• What is expected:
Show all lines of the listing that hold the word "Chakwal".

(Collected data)
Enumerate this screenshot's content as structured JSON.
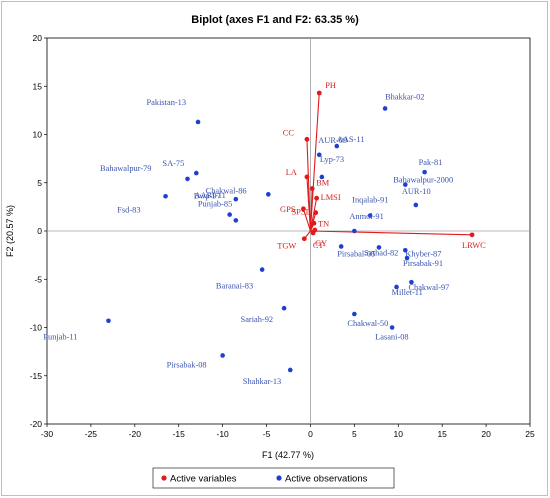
{
  "chart_data": {
    "type": "scatter",
    "title": "Biplot (axes F1 and F2: 63.35 %)",
    "xlabel": "F1 (42.77 %)",
    "ylabel": "F2 (20.57 %)",
    "xlim": [
      -30,
      25
    ],
    "ylim": [
      -20,
      20
    ],
    "xticks": [
      -30,
      -25,
      -20,
      -15,
      -10,
      -5,
      0,
      5,
      10,
      15,
      20,
      25
    ],
    "yticks": [
      -20,
      -15,
      -10,
      -5,
      0,
      5,
      10,
      15,
      20
    ],
    "grid": false,
    "legend_position": "bottom",
    "colors": {
      "variables": "#e31a1c",
      "observations": "#1f3fcf",
      "axis_line": "#a0a0a0"
    },
    "legend": [
      "Active variables",
      "Active observations"
    ],
    "variables": [
      {
        "name": "PH",
        "x": 1.0,
        "y": 14.3
      },
      {
        "name": "CC",
        "x": -0.4,
        "y": 9.5
      },
      {
        "name": "LA",
        "x": -0.4,
        "y": 5.6
      },
      {
        "name": "BM",
        "x": 0.2,
        "y": 4.4
      },
      {
        "name": "LMSI",
        "x": 0.7,
        "y": 3.4
      },
      {
        "name": "GPS",
        "x": -0.8,
        "y": 2.3
      },
      {
        "name": "SPSL",
        "x": 0.6,
        "y": 1.9
      },
      {
        "name": "TN",
        "x": 0.4,
        "y": 0.8
      },
      {
        "name": "GY",
        "x": 0.3,
        "y": -0.2
      },
      {
        "name": "CT",
        "x": 0.5,
        "y": 0.1
      },
      {
        "name": "TGW",
        "x": -0.7,
        "y": -0.8
      },
      {
        "name": "LRWC",
        "x": 18.4,
        "y": -0.4
      }
    ],
    "observations": [
      {
        "name": "Bhakkar-02",
        "x": 8.5,
        "y": 12.7
      },
      {
        "name": "Pakistan-13",
        "x": -12.8,
        "y": 11.3
      },
      {
        "name": "AAS-11",
        "x": 3.0,
        "y": 8.8
      },
      {
        "name": "AUR-09",
        "x": 1.0,
        "y": 7.9
      },
      {
        "name": "Lyp-73",
        "x": 1.3,
        "y": 5.6
      },
      {
        "name": "Pak-81",
        "x": 13.0,
        "y": 6.1
      },
      {
        "name": "SA-75",
        "x": -13.0,
        "y": 6.0
      },
      {
        "name": "Bahawalpur-79",
        "x": -14.0,
        "y": 5.4
      },
      {
        "name": "Bahawalpur-2000",
        "x": 10.8,
        "y": 4.8
      },
      {
        "name": "Fsd-83",
        "x": -16.5,
        "y": 3.6
      },
      {
        "name": "AARI-11",
        "x": -8.5,
        "y": 3.3
      },
      {
        "name": "Chakwal-86",
        "x": -9.2,
        "y": 1.7
      },
      {
        "name": "Bwp-97",
        "x": -8.5,
        "y": 1.1
      },
      {
        "name": "Punjab-85",
        "x": -4.8,
        "y": 3.8
      },
      {
        "name": "AUR-10",
        "x": 12.0,
        "y": 2.7
      },
      {
        "name": "Inqalab-91",
        "x": 6.8,
        "y": 1.6
      },
      {
        "name": "Anmol-91",
        "x": 5.0,
        "y": 0.0
      },
      {
        "name": "Pirsabal-05",
        "x": 3.5,
        "y": -1.6
      },
      {
        "name": "Sarhad-82",
        "x": 7.8,
        "y": -1.7
      },
      {
        "name": "Khyber-87",
        "x": 10.8,
        "y": -2.0
      },
      {
        "name": "Pirsabak-91",
        "x": 11.0,
        "y": -2.8
      },
      {
        "name": "Baranai-83",
        "x": -5.5,
        "y": -4.0
      },
      {
        "name": "Chakwal-97",
        "x": 11.5,
        "y": -5.3
      },
      {
        "name": "Millet-11",
        "x": 9.8,
        "y": -5.8
      },
      {
        "name": "Sariah-92",
        "x": -3.0,
        "y": -8.0
      },
      {
        "name": "Chakwal-50",
        "x": 5.0,
        "y": -8.6
      },
      {
        "name": "Punjab-11",
        "x": -23.0,
        "y": -9.3
      },
      {
        "name": "Lasani-08",
        "x": 9.3,
        "y": -10.0
      },
      {
        "name": "Pirsabak-08",
        "x": -10.0,
        "y": -12.9
      },
      {
        "name": "Shahkar-13",
        "x": -2.3,
        "y": -14.4
      }
    ]
  }
}
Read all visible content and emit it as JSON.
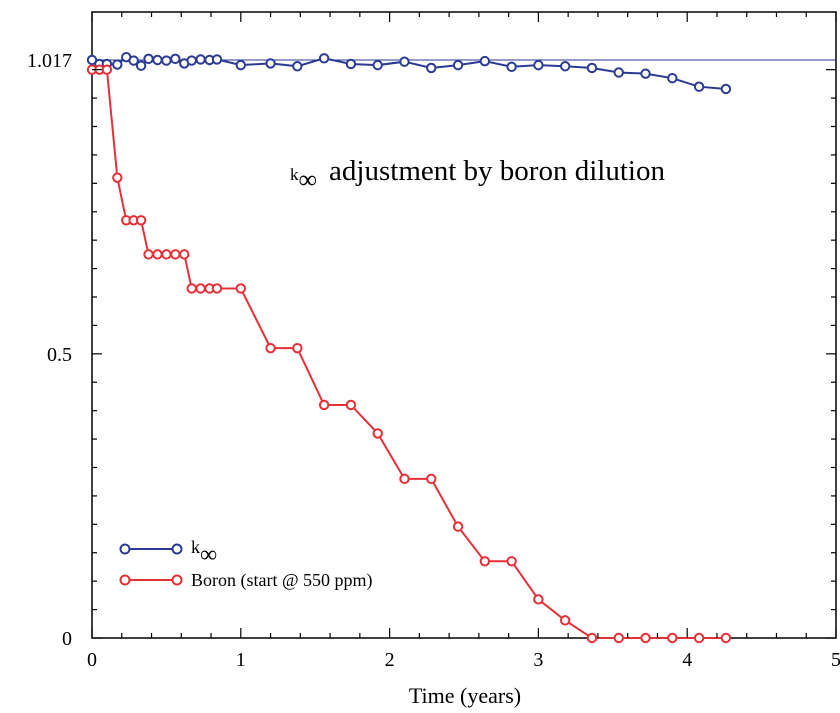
{
  "chart_data": {
    "type": "line",
    "title": "k∞ adjustment by boron dilution",
    "title_prefix": "k",
    "title_symbol": "∞",
    "title_rest": "adjustment by boron dilution",
    "xlabel": "Time (years)",
    "ylabel": "",
    "xlim": [
      0,
      5
    ],
    "ylim": [
      0,
      1.017
    ],
    "x_ticks": [
      0,
      1,
      2,
      3,
      4,
      5
    ],
    "y_ticks": [
      0,
      0.5,
      1.017
    ],
    "x_tick_labels": [
      "0",
      "1",
      "2",
      "3",
      "4",
      "5"
    ],
    "y_tick_labels": [
      "0",
      "0.5",
      "1.017"
    ],
    "reference_line": 1.017,
    "grid": false,
    "legend_position": "bottom-left",
    "series": [
      {
        "name": "k∞",
        "legend_prefix": "k",
        "legend_symbol": "∞",
        "color": "#2b3a93",
        "x": [
          0,
          0.05,
          0.1,
          0.17,
          0.23,
          0.28,
          0.33,
          0.38,
          0.44,
          0.5,
          0.56,
          0.62,
          0.67,
          0.73,
          0.79,
          0.84,
          1.0,
          1.2,
          1.38,
          1.56,
          1.74,
          1.92,
          2.1,
          2.28,
          2.46,
          2.64,
          2.82,
          3.0,
          3.18,
          3.36,
          3.54,
          3.72,
          3.9,
          4.08,
          4.26
        ],
        "y": [
          1.017,
          1.01,
          1.01,
          1.009,
          1.022,
          1.016,
          1.007,
          1.019,
          1.017,
          1.016,
          1.019,
          1.011,
          1.016,
          1.018,
          1.017,
          1.018,
          1.008,
          1.011,
          1.006,
          1.02,
          1.01,
          1.008,
          1.014,
          1.003,
          1.008,
          1.015,
          1.005,
          1.008,
          1.006,
          1.003,
          0.995,
          0.993,
          0.985,
          0.97,
          0.966
        ]
      },
      {
        "name": "Boron (start @ 550 ppm)",
        "color": "#e53037",
        "x": [
          0,
          0.05,
          0.1,
          0.17,
          0.23,
          0.28,
          0.33,
          0.38,
          0.44,
          0.5,
          0.56,
          0.62,
          0.67,
          0.73,
          0.79,
          0.84,
          1.0,
          1.2,
          1.38,
          1.56,
          1.74,
          1.92,
          2.1,
          2.28,
          2.46,
          2.64,
          2.82,
          3.0,
          3.18,
          3.36,
          3.54,
          3.72,
          3.9,
          4.08,
          4.26
        ],
        "y": [
          1.0,
          1.0,
          1.0,
          0.81,
          0.735,
          0.735,
          0.735,
          0.675,
          0.675,
          0.675,
          0.675,
          0.675,
          0.615,
          0.615,
          0.615,
          0.615,
          0.615,
          0.51,
          0.51,
          0.41,
          0.41,
          0.36,
          0.28,
          0.28,
          0.196,
          0.135,
          0.135,
          0.068,
          0.031,
          0.0,
          0.0,
          0.0,
          0.0,
          0.0,
          0.0
        ]
      }
    ]
  }
}
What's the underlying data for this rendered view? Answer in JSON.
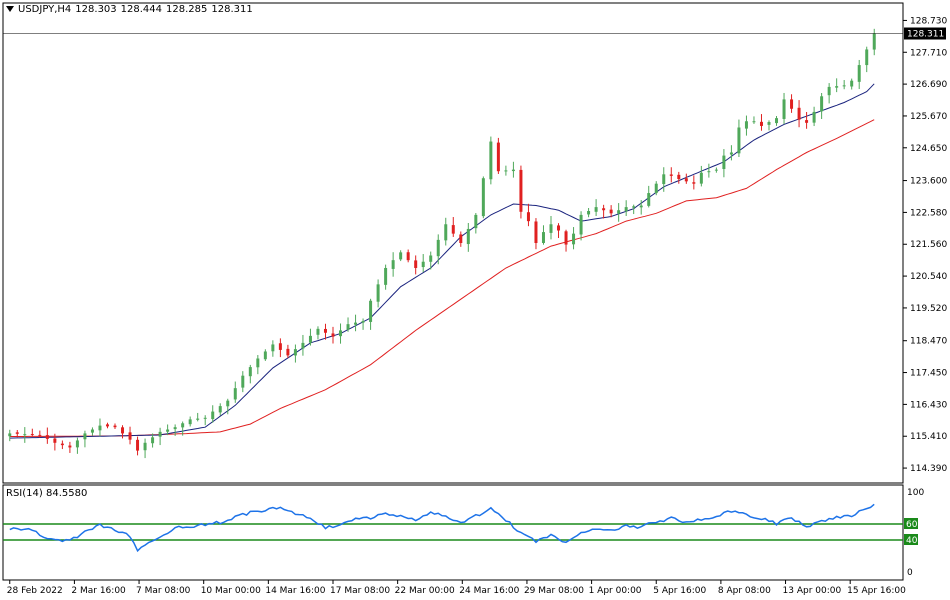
{
  "header": {
    "symbol": "USDJPY,H4",
    "open": "128.303",
    "high": "128.444",
    "low": "128.285",
    "close": "128.311"
  },
  "rsi_header": {
    "label": "RSI(14)",
    "value": "84.5580"
  },
  "colors": {
    "bull": "#4fa85a",
    "bear": "#e02020",
    "ma_fast": "#1a237e",
    "ma_slow": "#e02020",
    "rsi_line": "#1e73e8",
    "rsi_levels": "#1a8a1a",
    "price_tag_bg": "#000000",
    "price_tag_fg": "#ffffff"
  },
  "chart_data": [
    {
      "type": "candlestick",
      "title": "USDJPY,H4",
      "ylim": [
        114.2,
        129.0
      ],
      "yticks": [
        "128.730",
        "127.710",
        "126.690",
        "125.670",
        "124.650",
        "123.600",
        "122.580",
        "121.560",
        "120.540",
        "119.520",
        "118.470",
        "117.450",
        "116.430",
        "115.410",
        "114.390"
      ],
      "current_price": "128.311",
      "xticks": [
        "28 Feb 2022",
        "2 Mar 16:00",
        "7 Mar 08:00",
        "10 Mar 00:00",
        "14 Mar 16:00",
        "17 Mar 08:00",
        "22 Mar 00:00",
        "24 Mar 16:00",
        "29 Mar 08:00",
        "1 Apr 00:00",
        "5 Apr 16:00",
        "8 Apr 08:00",
        "13 Apr 00:00",
        "15 Apr 16:00"
      ],
      "close_path": [
        [
          0,
          115.5
        ],
        [
          4,
          115.45
        ],
        [
          6,
          115.2
        ],
        [
          8,
          115.05
        ],
        [
          10,
          115.5
        ],
        [
          12,
          115.75
        ],
        [
          14,
          115.7
        ],
        [
          16,
          115.3
        ],
        [
          17,
          114.95
        ],
        [
          18,
          115.2
        ],
        [
          20,
          115.55
        ],
        [
          22,
          115.7
        ],
        [
          24,
          115.95
        ],
        [
          26,
          116.0
        ],
        [
          27,
          116.2
        ],
        [
          29,
          116.55
        ],
        [
          31,
          117.35
        ],
        [
          33,
          117.9
        ],
        [
          35,
          118.35
        ],
        [
          37,
          118.0
        ],
        [
          39,
          118.4
        ],
        [
          41,
          118.85
        ],
        [
          43,
          118.6
        ],
        [
          45,
          119.0
        ],
        [
          47,
          119.1
        ],
        [
          48,
          119.75
        ],
        [
          50,
          120.8
        ],
        [
          52,
          121.3
        ],
        [
          54,
          120.8
        ],
        [
          56,
          121.2
        ],
        [
          58,
          122.2
        ],
        [
          60,
          121.6
        ],
        [
          62,
          122.5
        ],
        [
          64,
          124.85
        ],
        [
          65,
          123.9
        ],
        [
          67,
          123.95
        ],
        [
          68,
          122.6
        ],
        [
          69,
          122.3
        ],
        [
          70,
          121.6
        ],
        [
          71,
          121.95
        ],
        [
          72,
          122.2
        ],
        [
          73,
          122.0
        ],
        [
          74,
          121.55
        ],
        [
          75,
          121.9
        ],
        [
          76,
          122.5
        ],
        [
          78,
          122.75
        ],
        [
          80,
          122.55
        ],
        [
          82,
          122.75
        ],
        [
          84,
          122.8
        ],
        [
          85,
          123.2
        ],
        [
          87,
          123.8
        ],
        [
          88,
          123.75
        ],
        [
          89,
          123.65
        ],
        [
          91,
          123.5
        ],
        [
          92,
          123.85
        ],
        [
          94,
          123.95
        ],
        [
          95,
          124.4
        ],
        [
          96,
          124.5
        ],
        [
          97,
          125.3
        ],
        [
          98,
          125.5
        ],
        [
          99,
          125.5
        ],
        [
          100,
          125.35
        ],
        [
          102,
          125.6
        ],
        [
          103,
          126.2
        ],
        [
          104,
          125.9
        ],
        [
          105,
          125.55
        ],
        [
          106,
          125.45
        ],
        [
          107,
          125.8
        ],
        [
          108,
          126.3
        ],
        [
          109,
          126.6
        ],
        [
          111,
          126.65
        ],
        [
          112,
          126.8
        ],
        [
          113,
          127.3
        ],
        [
          114,
          127.8
        ],
        [
          115,
          128.311
        ]
      ],
      "ma_fast_path": [
        [
          0,
          115.35
        ],
        [
          10,
          115.4
        ],
        [
          20,
          115.45
        ],
        [
          26,
          115.7
        ],
        [
          30,
          116.4
        ],
        [
          35,
          117.6
        ],
        [
          40,
          118.4
        ],
        [
          44,
          118.7
        ],
        [
          48,
          119.2
        ],
        [
          52,
          120.2
        ],
        [
          56,
          120.8
        ],
        [
          60,
          121.8
        ],
        [
          64,
          122.5
        ],
        [
          67,
          122.85
        ],
        [
          70,
          122.8
        ],
        [
          73,
          122.65
        ],
        [
          76,
          122.3
        ],
        [
          80,
          122.45
        ],
        [
          83,
          122.7
        ],
        [
          87,
          123.4
        ],
        [
          91,
          123.8
        ],
        [
          95,
          124.2
        ],
        [
          99,
          124.9
        ],
        [
          103,
          125.4
        ],
        [
          107,
          125.75
        ],
        [
          111,
          126.1
        ],
        [
          114,
          126.45
        ],
        [
          115,
          126.7
        ]
      ],
      "ma_slow_path": [
        [
          0,
          115.4
        ],
        [
          15,
          115.42
        ],
        [
          24,
          115.5
        ],
        [
          28,
          115.55
        ],
        [
          32,
          115.8
        ],
        [
          36,
          116.3
        ],
        [
          42,
          116.9
        ],
        [
          48,
          117.7
        ],
        [
          54,
          118.8
        ],
        [
          60,
          119.8
        ],
        [
          66,
          120.8
        ],
        [
          72,
          121.5
        ],
        [
          78,
          121.9
        ],
        [
          82,
          122.3
        ],
        [
          86,
          122.55
        ],
        [
          90,
          122.95
        ],
        [
          94,
          123.05
        ],
        [
          98,
          123.35
        ],
        [
          102,
          123.95
        ],
        [
          106,
          124.5
        ],
        [
          110,
          124.95
        ],
        [
          115,
          125.55
        ]
      ]
    },
    {
      "type": "line",
      "title": "RSI(14)",
      "ylim": [
        0,
        100
      ],
      "yticks": [
        "100",
        "60",
        "40",
        "0"
      ],
      "levels": [
        60,
        40
      ],
      "series": [
        {
          "name": "RSI(14)",
          "values": [
            [
              0,
              55
            ],
            [
              3,
              52
            ],
            [
              5,
              42
            ],
            [
              7,
              38
            ],
            [
              9,
              45
            ],
            [
              12,
              58
            ],
            [
              14,
              52
            ],
            [
              16,
              45
            ],
            [
              17,
              28
            ],
            [
              19,
              40
            ],
            [
              22,
              55
            ],
            [
              25,
              58
            ],
            [
              28,
              62
            ],
            [
              31,
              72
            ],
            [
              34,
              78
            ],
            [
              36,
              80
            ],
            [
              38,
              72
            ],
            [
              40,
              68
            ],
            [
              42,
              55
            ],
            [
              44,
              58
            ],
            [
              46,
              66
            ],
            [
              48,
              68
            ],
            [
              50,
              72
            ],
            [
              52,
              69
            ],
            [
              54,
              66
            ],
            [
              56,
              75
            ],
            [
              58,
              70
            ],
            [
              60,
              60
            ],
            [
              62,
              70
            ],
            [
              64,
              80
            ],
            [
              66,
              65
            ],
            [
              68,
              48
            ],
            [
              70,
              38
            ],
            [
              72,
              45
            ],
            [
              74,
              38
            ],
            [
              76,
              48
            ],
            [
              78,
              54
            ],
            [
              80,
              52
            ],
            [
              82,
              58
            ],
            [
              84,
              56
            ],
            [
              86,
              63
            ],
            [
              88,
              67
            ],
            [
              90,
              63
            ],
            [
              92,
              65
            ],
            [
              94,
              70
            ],
            [
              96,
              76
            ],
            [
              98,
              72
            ],
            [
              100,
              67
            ],
            [
              102,
              60
            ],
            [
              104,
              68
            ],
            [
              106,
              55
            ],
            [
              108,
              64
            ],
            [
              110,
              68
            ],
            [
              112,
              70
            ],
            [
              114,
              80
            ],
            [
              115,
              84.558
            ]
          ]
        }
      ]
    }
  ]
}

• Exercise output:
        "name": "Chakwal-86",
        "name": "Chakwal-97",
        "name": "Chakwal-50",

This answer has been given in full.